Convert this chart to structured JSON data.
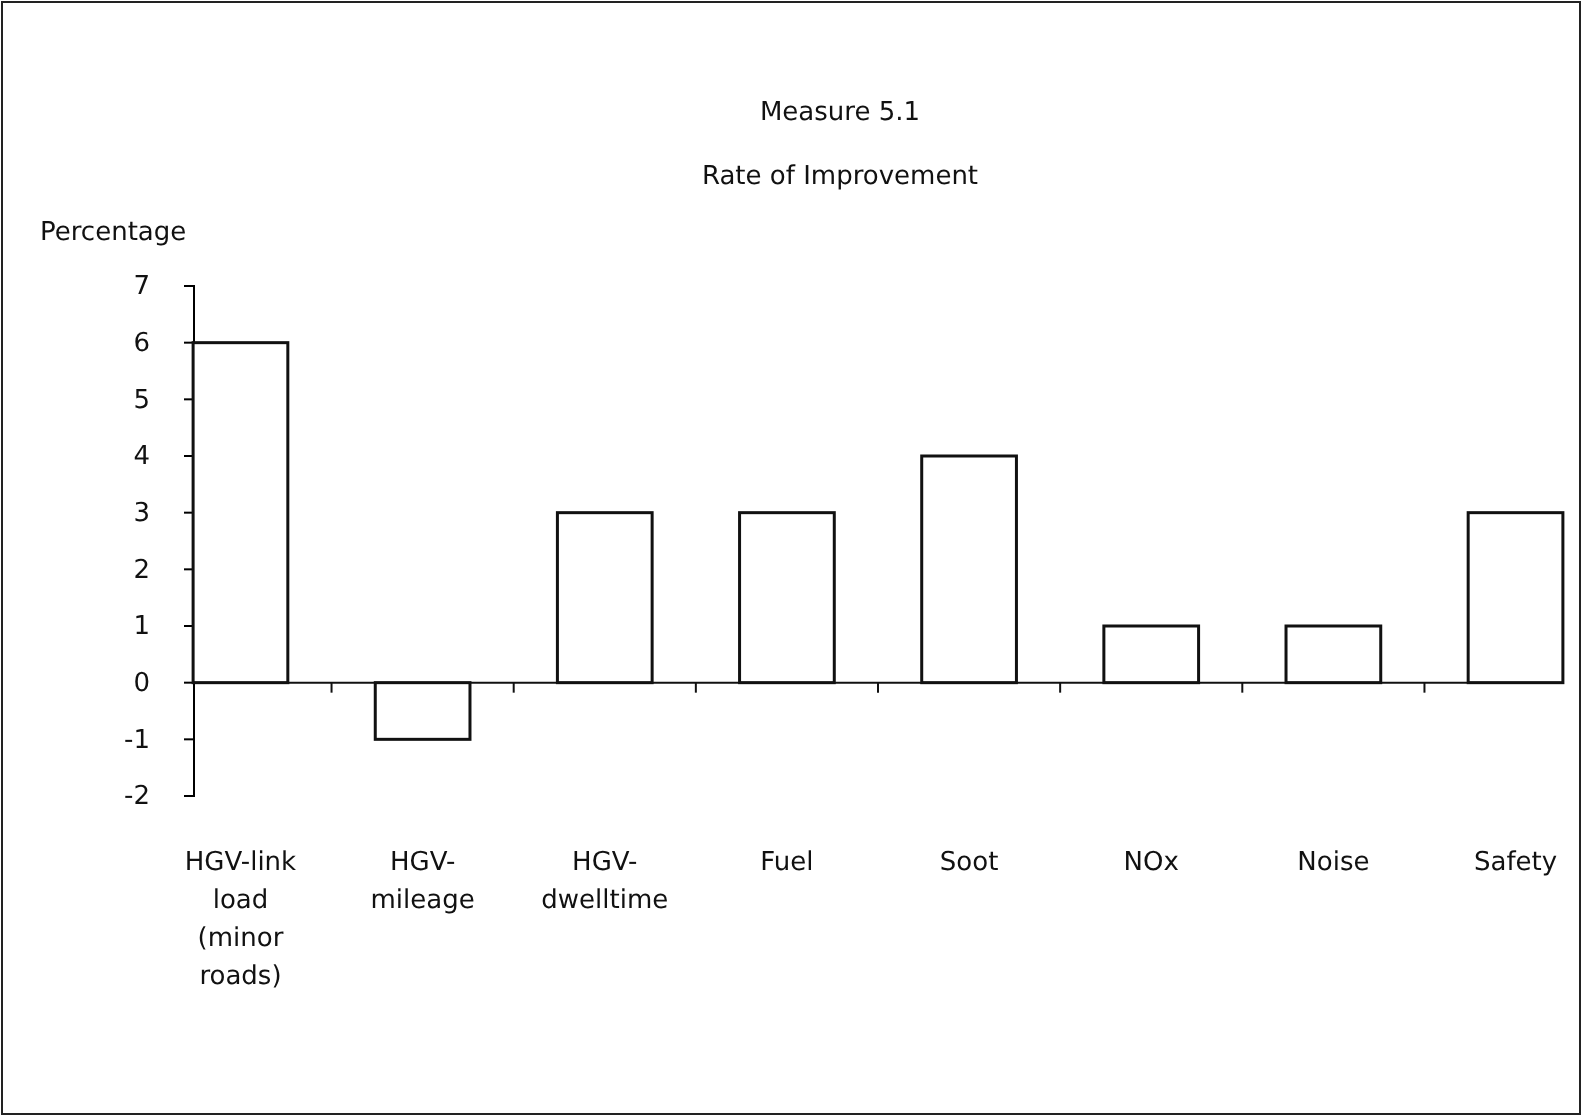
{
  "chart_data": {
    "type": "bar",
    "title": "Measure 5.1",
    "subtitle": "Rate of Improvement",
    "ylabel": "Percentage",
    "categories": [
      "HGV-link load (minor roads)",
      "HGV-mileage",
      "HGV-dwelltime",
      "Fuel",
      "Soot",
      "NOx",
      "Noise",
      "Safety"
    ],
    "values": [
      6,
      -1,
      3,
      3,
      4,
      1,
      1,
      3
    ],
    "color": "#ffffff",
    "ylim": [
      -2,
      7
    ],
    "yticks": [
      -2,
      -1,
      0,
      1,
      2,
      3,
      4,
      5,
      6,
      7
    ]
  }
}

## [Challenge]
Output the full set of records above without changing a word, and drop the images.

## [Completed exercise]
Convert this chart to structured JSON data.
{
  "chart_data": {
    "type": "bar",
    "title": "Measure 5.1",
    "subtitle": "Rate of Improvement",
    "ylabel": "Percentage",
    "categories": [
      "HGV-link load (minor roads)",
      "HGV-mileage",
      "HGV-dwelltime",
      "Fuel",
      "Soot",
      "NOx",
      "Noise",
      "Safety"
    ],
    "values": [
      6,
      -1,
      3,
      3,
      4,
      1,
      1,
      3
    ],
    "color": "#ffffff",
    "ylim": [
      -2,
      7
    ],
    "yticks": [
      -2,
      -1,
      0,
      1,
      2,
      3,
      4,
      5,
      6,
      7
    ]
  }
}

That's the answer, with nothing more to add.